• **Stated exercise**
Repeat the records verbatim and leave the pictures out of your copy.

'''

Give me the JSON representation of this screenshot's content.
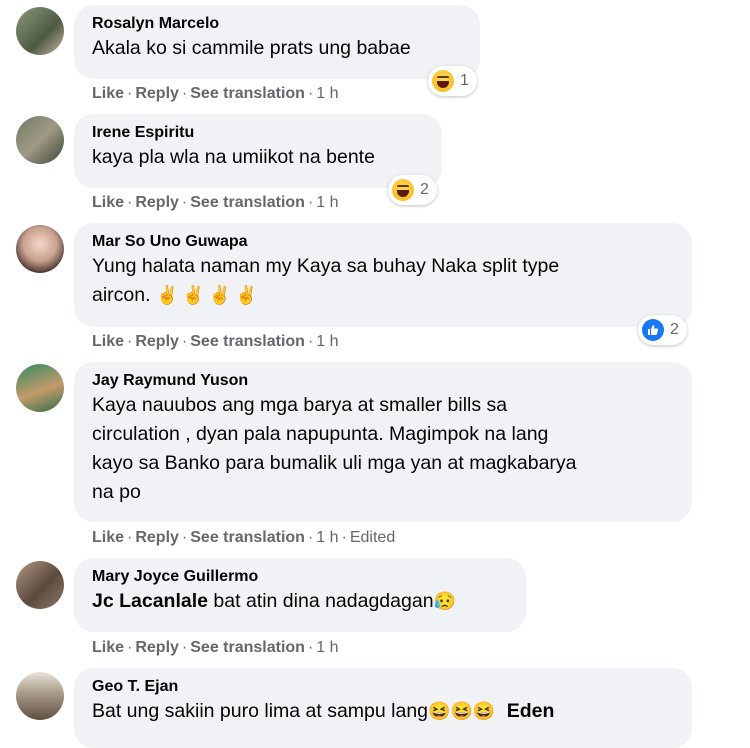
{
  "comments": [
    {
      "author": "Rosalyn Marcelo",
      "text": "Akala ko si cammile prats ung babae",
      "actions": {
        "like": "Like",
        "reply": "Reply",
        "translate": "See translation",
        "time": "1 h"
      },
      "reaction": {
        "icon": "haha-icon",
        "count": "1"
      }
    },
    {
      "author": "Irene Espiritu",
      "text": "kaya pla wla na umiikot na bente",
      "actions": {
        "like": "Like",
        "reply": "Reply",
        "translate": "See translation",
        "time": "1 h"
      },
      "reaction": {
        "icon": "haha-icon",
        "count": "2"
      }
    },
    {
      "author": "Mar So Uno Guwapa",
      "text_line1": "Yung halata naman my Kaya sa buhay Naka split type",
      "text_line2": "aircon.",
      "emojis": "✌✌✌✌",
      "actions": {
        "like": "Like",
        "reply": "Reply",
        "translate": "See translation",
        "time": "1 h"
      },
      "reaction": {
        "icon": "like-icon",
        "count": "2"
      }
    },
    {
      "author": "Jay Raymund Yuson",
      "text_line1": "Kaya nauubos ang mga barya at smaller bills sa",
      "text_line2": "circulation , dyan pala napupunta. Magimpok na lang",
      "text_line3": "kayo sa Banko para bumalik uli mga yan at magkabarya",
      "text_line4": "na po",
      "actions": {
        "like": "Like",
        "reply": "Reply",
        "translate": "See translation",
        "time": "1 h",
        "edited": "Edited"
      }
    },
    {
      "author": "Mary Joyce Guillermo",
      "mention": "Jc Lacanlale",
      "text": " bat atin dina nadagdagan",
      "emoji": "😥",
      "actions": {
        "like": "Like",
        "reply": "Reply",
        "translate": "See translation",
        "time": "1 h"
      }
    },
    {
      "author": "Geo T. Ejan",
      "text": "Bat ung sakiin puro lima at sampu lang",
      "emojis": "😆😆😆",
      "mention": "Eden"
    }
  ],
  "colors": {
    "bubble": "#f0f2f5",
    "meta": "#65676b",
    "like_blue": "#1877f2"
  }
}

'''

• **Written response**
Give me the JSON representation of this screenshot's content.
{
  "comments": [
    {
      "author": "Rosalyn Marcelo",
      "text": "Akala ko si cammile prats ung babae",
      "actions": {
        "like": "Like",
        "reply": "Reply",
        "translate": "See translation",
        "time": "1 h"
      },
      "reaction": {
        "icon": "haha-icon",
        "count": "1"
      }
    },
    {
      "author": "Irene Espiritu",
      "text": "kaya pla wla na umiikot na bente",
      "actions": {
        "like": "Like",
        "reply": "Reply",
        "translate": "See translation",
        "time": "1 h"
      },
      "reaction": {
        "icon": "haha-icon",
        "count": "2"
      }
    },
    {
      "author": "Mar So Uno Guwapa",
      "text_line1": "Yung halata naman my Kaya sa buhay Naka split type",
      "text_line2": "aircon.",
      "emojis": "✌✌✌✌",
      "actions": {
        "like": "Like",
        "reply": "Reply",
        "translate": "See translation",
        "time": "1 h"
      },
      "reaction": {
        "icon": "like-icon",
        "count": "2"
      }
    },
    {
      "author": "Jay Raymund Yuson",
      "text_line1": "Kaya nauubos ang mga barya at smaller bills sa",
      "text_line2": "circulation , dyan pala napupunta. Magimpok na lang",
      "text_line3": "kayo sa Banko para bumalik uli mga yan at magkabarya",
      "text_line4": "na po",
      "actions": {
        "like": "Like",
        "reply": "Reply",
        "translate": "See translation",
        "time": "1 h",
        "edited": "Edited"
      }
    },
    {
      "author": "Mary Joyce Guillermo",
      "mention": "Jc Lacanlale",
      "text": " bat atin dina nadagdagan",
      "emoji": "😥",
      "actions": {
        "like": "Like",
        "reply": "Reply",
        "translate": "See translation",
        "time": "1 h"
      }
    },
    {
      "author": "Geo T. Ejan",
      "text": "Bat ung sakiin puro lima at sampu lang",
      "emojis": "😆😆😆",
      "mention": "Eden"
    }
  ],
  "colors": {
    "bubble": "#f0f2f5",
    "meta": "#65676b",
    "like_blue": "#1877f2"
  }
}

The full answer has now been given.